Written task =
Could you copy out the rows below character for character, keeping every line in its original order?

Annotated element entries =
+ + + + +
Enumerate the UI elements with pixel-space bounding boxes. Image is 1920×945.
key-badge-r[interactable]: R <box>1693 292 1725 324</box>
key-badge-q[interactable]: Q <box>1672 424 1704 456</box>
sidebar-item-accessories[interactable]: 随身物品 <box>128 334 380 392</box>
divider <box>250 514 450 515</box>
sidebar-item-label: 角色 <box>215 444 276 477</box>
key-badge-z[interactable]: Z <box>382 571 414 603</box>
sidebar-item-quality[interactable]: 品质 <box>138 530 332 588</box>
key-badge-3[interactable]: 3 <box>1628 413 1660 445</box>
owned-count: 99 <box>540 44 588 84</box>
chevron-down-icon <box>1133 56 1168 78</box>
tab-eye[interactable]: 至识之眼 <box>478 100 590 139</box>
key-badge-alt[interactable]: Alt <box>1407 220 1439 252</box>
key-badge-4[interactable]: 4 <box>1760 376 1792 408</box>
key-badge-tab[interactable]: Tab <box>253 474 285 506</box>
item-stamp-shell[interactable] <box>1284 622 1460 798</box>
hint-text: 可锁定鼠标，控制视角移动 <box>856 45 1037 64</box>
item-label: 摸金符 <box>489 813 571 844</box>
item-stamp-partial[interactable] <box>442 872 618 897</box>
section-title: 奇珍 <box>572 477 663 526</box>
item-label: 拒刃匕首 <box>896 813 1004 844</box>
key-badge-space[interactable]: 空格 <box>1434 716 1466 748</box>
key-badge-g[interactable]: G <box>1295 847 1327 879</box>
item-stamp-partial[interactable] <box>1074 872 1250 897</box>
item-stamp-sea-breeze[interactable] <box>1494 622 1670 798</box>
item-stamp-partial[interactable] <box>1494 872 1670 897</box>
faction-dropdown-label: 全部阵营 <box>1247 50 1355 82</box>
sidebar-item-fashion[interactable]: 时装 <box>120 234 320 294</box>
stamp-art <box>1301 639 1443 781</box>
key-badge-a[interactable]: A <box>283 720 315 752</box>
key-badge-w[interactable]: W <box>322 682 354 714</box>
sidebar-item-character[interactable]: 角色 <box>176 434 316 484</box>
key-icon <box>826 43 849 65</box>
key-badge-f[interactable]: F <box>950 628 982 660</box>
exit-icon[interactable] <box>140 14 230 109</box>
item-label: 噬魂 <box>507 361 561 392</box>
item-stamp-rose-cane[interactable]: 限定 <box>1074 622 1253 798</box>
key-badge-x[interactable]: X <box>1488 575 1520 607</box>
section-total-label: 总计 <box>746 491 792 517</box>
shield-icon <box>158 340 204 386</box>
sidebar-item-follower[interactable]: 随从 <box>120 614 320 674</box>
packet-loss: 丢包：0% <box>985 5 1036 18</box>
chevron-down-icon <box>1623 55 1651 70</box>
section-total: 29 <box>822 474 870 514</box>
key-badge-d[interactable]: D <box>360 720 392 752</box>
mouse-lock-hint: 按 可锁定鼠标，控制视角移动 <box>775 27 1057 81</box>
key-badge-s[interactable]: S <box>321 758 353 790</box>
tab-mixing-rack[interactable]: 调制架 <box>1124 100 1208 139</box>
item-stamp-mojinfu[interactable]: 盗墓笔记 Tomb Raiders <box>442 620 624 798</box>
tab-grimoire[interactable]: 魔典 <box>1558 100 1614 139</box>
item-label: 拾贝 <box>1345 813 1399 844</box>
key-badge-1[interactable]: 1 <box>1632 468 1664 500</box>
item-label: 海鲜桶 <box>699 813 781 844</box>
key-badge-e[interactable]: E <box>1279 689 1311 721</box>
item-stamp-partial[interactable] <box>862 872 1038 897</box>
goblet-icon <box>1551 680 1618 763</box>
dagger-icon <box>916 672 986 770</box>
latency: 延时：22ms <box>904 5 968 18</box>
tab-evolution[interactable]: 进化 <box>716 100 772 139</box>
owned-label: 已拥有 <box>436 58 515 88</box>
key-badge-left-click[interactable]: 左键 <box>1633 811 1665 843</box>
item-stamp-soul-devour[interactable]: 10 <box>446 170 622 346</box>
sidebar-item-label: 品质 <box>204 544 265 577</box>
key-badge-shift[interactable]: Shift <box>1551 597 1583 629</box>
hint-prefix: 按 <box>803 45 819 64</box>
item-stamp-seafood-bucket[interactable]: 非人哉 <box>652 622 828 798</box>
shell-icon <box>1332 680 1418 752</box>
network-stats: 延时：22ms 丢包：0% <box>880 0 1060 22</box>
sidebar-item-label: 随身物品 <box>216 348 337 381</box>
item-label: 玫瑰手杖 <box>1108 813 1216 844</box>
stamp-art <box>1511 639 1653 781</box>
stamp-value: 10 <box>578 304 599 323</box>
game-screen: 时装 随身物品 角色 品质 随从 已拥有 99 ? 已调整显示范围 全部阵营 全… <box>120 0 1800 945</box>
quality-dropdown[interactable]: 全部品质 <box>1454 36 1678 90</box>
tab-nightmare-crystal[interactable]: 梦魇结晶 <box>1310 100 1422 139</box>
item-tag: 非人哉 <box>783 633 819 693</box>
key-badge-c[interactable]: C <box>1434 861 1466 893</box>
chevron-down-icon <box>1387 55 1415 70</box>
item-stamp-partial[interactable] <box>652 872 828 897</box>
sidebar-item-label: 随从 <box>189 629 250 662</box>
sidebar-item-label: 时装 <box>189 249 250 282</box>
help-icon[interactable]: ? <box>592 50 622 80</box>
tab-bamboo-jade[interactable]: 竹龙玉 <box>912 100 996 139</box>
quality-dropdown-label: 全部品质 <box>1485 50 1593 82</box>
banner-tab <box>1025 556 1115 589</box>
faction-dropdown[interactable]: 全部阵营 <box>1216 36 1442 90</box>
+ + + + +
The output =
Enumerate the UI elements with pixel-space bounding boxes. Image is 1920×945.
key-badge-r[interactable]: R <box>1693 292 1725 324</box>
key-badge-q[interactable]: Q <box>1672 424 1704 456</box>
sidebar-item-accessories[interactable]: 随身物品 <box>128 334 380 392</box>
divider <box>250 514 450 515</box>
sidebar-item-label: 角色 <box>215 444 276 477</box>
key-badge-z[interactable]: Z <box>382 571 414 603</box>
sidebar-item-quality[interactable]: 品质 <box>138 530 332 588</box>
key-badge-3[interactable]: 3 <box>1628 413 1660 445</box>
owned-count: 99 <box>540 44 588 84</box>
chevron-down-icon <box>1133 56 1168 78</box>
tab-eye[interactable]: 至识之眼 <box>478 100 590 139</box>
key-badge-alt[interactable]: Alt <box>1407 220 1439 252</box>
key-badge-4[interactable]: 4 <box>1760 376 1792 408</box>
key-badge-tab[interactable]: Tab <box>253 474 285 506</box>
item-stamp-shell[interactable] <box>1284 622 1460 798</box>
hint-text: 可锁定鼠标，控制视角移动 <box>856 45 1037 64</box>
item-label: 摸金符 <box>489 813 571 844</box>
item-stamp-partial[interactable] <box>442 872 618 897</box>
section-title: 奇珍 <box>572 477 663 526</box>
item-label: 拒刃匕首 <box>896 813 1004 844</box>
key-badge-space[interactable]: 空格 <box>1434 716 1466 748</box>
key-badge-g[interactable]: G <box>1295 847 1327 879</box>
item-stamp-partial[interactable] <box>1074 872 1250 897</box>
item-stamp-sea-breeze[interactable] <box>1494 622 1670 798</box>
item-stamp-partial[interactable] <box>1494 872 1670 897</box>
faction-dropdown-label: 全部阵营 <box>1247 50 1355 82</box>
sidebar-item-fashion[interactable]: 时装 <box>120 234 320 294</box>
stamp-art <box>1301 639 1443 781</box>
key-badge-a[interactable]: A <box>283 720 315 752</box>
key-badge-w[interactable]: W <box>322 682 354 714</box>
sidebar-item-character[interactable]: 角色 <box>176 434 316 484</box>
key-icon <box>826 43 849 65</box>
key-badge-f[interactable]: F <box>950 628 982 660</box>
exit-icon[interactable] <box>140 14 230 109</box>
item-label: 噬魂 <box>507 361 561 392</box>
item-stamp-rose-cane[interactable]: 限定 <box>1074 622 1253 798</box>
key-badge-x[interactable]: X <box>1488 575 1520 607</box>
section-total-label: 总计 <box>746 491 792 517</box>
shield-icon <box>158 340 204 386</box>
sidebar-item-follower[interactable]: 随从 <box>120 614 320 674</box>
packet-loss: 丢包：0% <box>985 5 1036 18</box>
chevron-down-icon <box>1623 55 1651 70</box>
section-total: 29 <box>822 474 870 514</box>
key-badge-d[interactable]: D <box>360 720 392 752</box>
mouse-lock-hint: 按 可锁定鼠标，控制视角移动 <box>775 27 1057 81</box>
key-badge-s[interactable]: S <box>321 758 353 790</box>
tab-mixing-rack[interactable]: 调制架 <box>1124 100 1208 139</box>
item-stamp-mojinfu[interactable]: 盗墓笔记 Tomb Raiders <box>442 620 624 798</box>
tab-grimoire[interactable]: 魔典 <box>1558 100 1614 139</box>
item-label: 拾贝 <box>1345 813 1399 844</box>
key-badge-1[interactable]: 1 <box>1632 468 1664 500</box>
item-label: 海鲜桶 <box>699 813 781 844</box>
key-badge-e[interactable]: E <box>1279 689 1311 721</box>
item-stamp-partial[interactable] <box>862 872 1038 897</box>
goblet-icon <box>1551 680 1618 763</box>
dagger-icon <box>916 672 986 770</box>
latency: 延时：22ms <box>904 5 968 18</box>
tab-evolution[interactable]: 进化 <box>716 100 772 139</box>
owned-label: 已拥有 <box>436 58 515 88</box>
key-badge-left-click[interactable]: 左键 <box>1633 811 1665 843</box>
item-stamp-soul-devour[interactable]: 10 <box>446 170 622 346</box>
sidebar-item-label: 品质 <box>204 544 265 577</box>
key-badge-shift[interactable]: Shift <box>1551 597 1583 629</box>
hint-prefix: 按 <box>803 45 819 64</box>
item-stamp-seafood-bucket[interactable]: 非人哉 <box>652 622 828 798</box>
shell-icon <box>1332 680 1418 752</box>
network-stats: 延时：22ms 丢包：0% <box>880 0 1060 22</box>
sidebar-item-label: 随身物品 <box>216 348 337 381</box>
item-label: 玫瑰手杖 <box>1108 813 1216 844</box>
stamp-art <box>1511 639 1653 781</box>
stamp-value: 10 <box>578 304 599 323</box>
game-screen: 时装 随身物品 角色 品质 随从 已拥有 99 ? 已调整显示范围 全部阵营 全… <box>120 0 1800 945</box>
quality-dropdown[interactable]: 全部品质 <box>1454 36 1678 90</box>
tab-nightmare-crystal[interactable]: 梦魇结晶 <box>1310 100 1422 139</box>
item-tag: 非人哉 <box>783 633 819 693</box>
key-badge-c[interactable]: C <box>1434 861 1466 893</box>
chevron-down-icon <box>1387 55 1415 70</box>
item-stamp-partial[interactable] <box>652 872 828 897</box>
sidebar-item-label: 随从 <box>189 629 250 662</box>
sidebar-item-label: 时装 <box>189 249 250 282</box>
help-icon[interactable]: ? <box>592 50 622 80</box>
tab-bamboo-jade[interactable]: 竹龙玉 <box>912 100 996 139</box>
quality-dropdown-label: 全部品质 <box>1485 50 1593 82</box>
banner-tab <box>1025 556 1115 589</box>
faction-dropdown[interactable]: 全部阵营 <box>1216 36 1442 90</box>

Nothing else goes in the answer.